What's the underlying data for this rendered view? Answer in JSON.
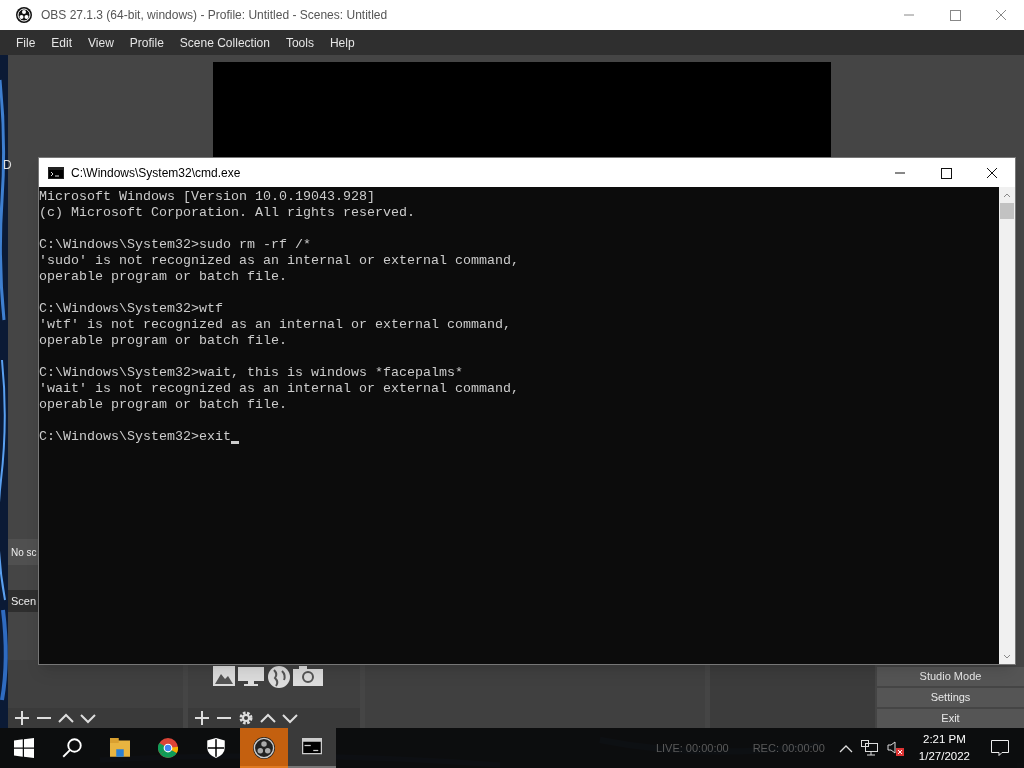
{
  "obs_window": {
    "title": "OBS 27.1.3 (64-bit, windows) - Profile: Untitled - Scenes: Untitled",
    "menu": [
      "File",
      "Edit",
      "View",
      "Profile",
      "Scene Collection",
      "Tools",
      "Help"
    ],
    "edge_text": "D",
    "scene_item": "No sc",
    "scenes_label": "Scen",
    "controls": [
      "Studio Mode",
      "Settings",
      "Exit"
    ]
  },
  "cmd_window": {
    "title": "C:\\Windows\\System32\\cmd.exe",
    "blocks": [
      [
        "Microsoft Windows [Version 10.0.19043.928]",
        "(c) Microsoft Corporation. All rights reserved."
      ],
      [
        "C:\\Windows\\System32>sudo rm -rf /*",
        "'sudo' is not recognized as an internal or external command,",
        "operable program or batch file."
      ],
      [
        "C:\\Windows\\System32>wtf",
        "'wtf' is not recognized as an internal or external command,",
        "operable program or batch file."
      ],
      [
        "C:\\Windows\\System32>wait, this is windows *facepalms*",
        "'wait' is not recognized as an internal or external command,",
        "operable program or batch file."
      ],
      [
        "C:\\Windows\\System32>exit"
      ]
    ]
  },
  "taskbar": {
    "apps": [
      {
        "kind": "start",
        "selected": false,
        "running": false
      },
      {
        "kind": "search",
        "selected": false,
        "running": false
      },
      {
        "kind": "explorer",
        "selected": false,
        "running": false
      },
      {
        "kind": "chrome",
        "selected": false,
        "running": false
      },
      {
        "kind": "security",
        "selected": false,
        "running": false
      },
      {
        "kind": "obs",
        "selected": true,
        "running": true
      },
      {
        "kind": "cmd",
        "selected": false,
        "running": true
      }
    ],
    "status": [
      "LIVE: 00:00:00",
      "REC: 00:00:00"
    ],
    "time": "2:21 PM",
    "date": "1/27/2022"
  }
}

# [TASK DESCRIPTION]
Word for word, quote the lines above. Omit the pictures.

# [SOLUTION FOR THIS EXERCISE]
What's the underlying data for this rendered view? Answer in JSON.
{
  "obs_window": {
    "title": "OBS 27.1.3 (64-bit, windows) - Profile: Untitled - Scenes: Untitled",
    "menu": [
      "File",
      "Edit",
      "View",
      "Profile",
      "Scene Collection",
      "Tools",
      "Help"
    ],
    "edge_text": "D",
    "scene_item": "No sc",
    "scenes_label": "Scen",
    "controls": [
      "Studio Mode",
      "Settings",
      "Exit"
    ]
  },
  "cmd_window": {
    "title": "C:\\Windows\\System32\\cmd.exe",
    "blocks": [
      [
        "Microsoft Windows [Version 10.0.19043.928]",
        "(c) Microsoft Corporation. All rights reserved."
      ],
      [
        "C:\\Windows\\System32>sudo rm -rf /*",
        "'sudo' is not recognized as an internal or external command,",
        "operable program or batch file."
      ],
      [
        "C:\\Windows\\System32>wtf",
        "'wtf' is not recognized as an internal or external command,",
        "operable program or batch file."
      ],
      [
        "C:\\Windows\\System32>wait, this is windows *facepalms*",
        "'wait' is not recognized as an internal or external command,",
        "operable program or batch file."
      ],
      [
        "C:\\Windows\\System32>exit"
      ]
    ]
  },
  "taskbar": {
    "apps": [
      {
        "kind": "start",
        "selected": false,
        "running": false
      },
      {
        "kind": "search",
        "selected": false,
        "running": false
      },
      {
        "kind": "explorer",
        "selected": false,
        "running": false
      },
      {
        "kind": "chrome",
        "selected": false,
        "running": false
      },
      {
        "kind": "security",
        "selected": false,
        "running": false
      },
      {
        "kind": "obs",
        "selected": true,
        "running": true
      },
      {
        "kind": "cmd",
        "selected": false,
        "running": true
      }
    ],
    "status": [
      "LIVE: 00:00:00",
      "REC: 00:00:00"
    ],
    "time": "2:21 PM",
    "date": "1/27/2022"
  }
}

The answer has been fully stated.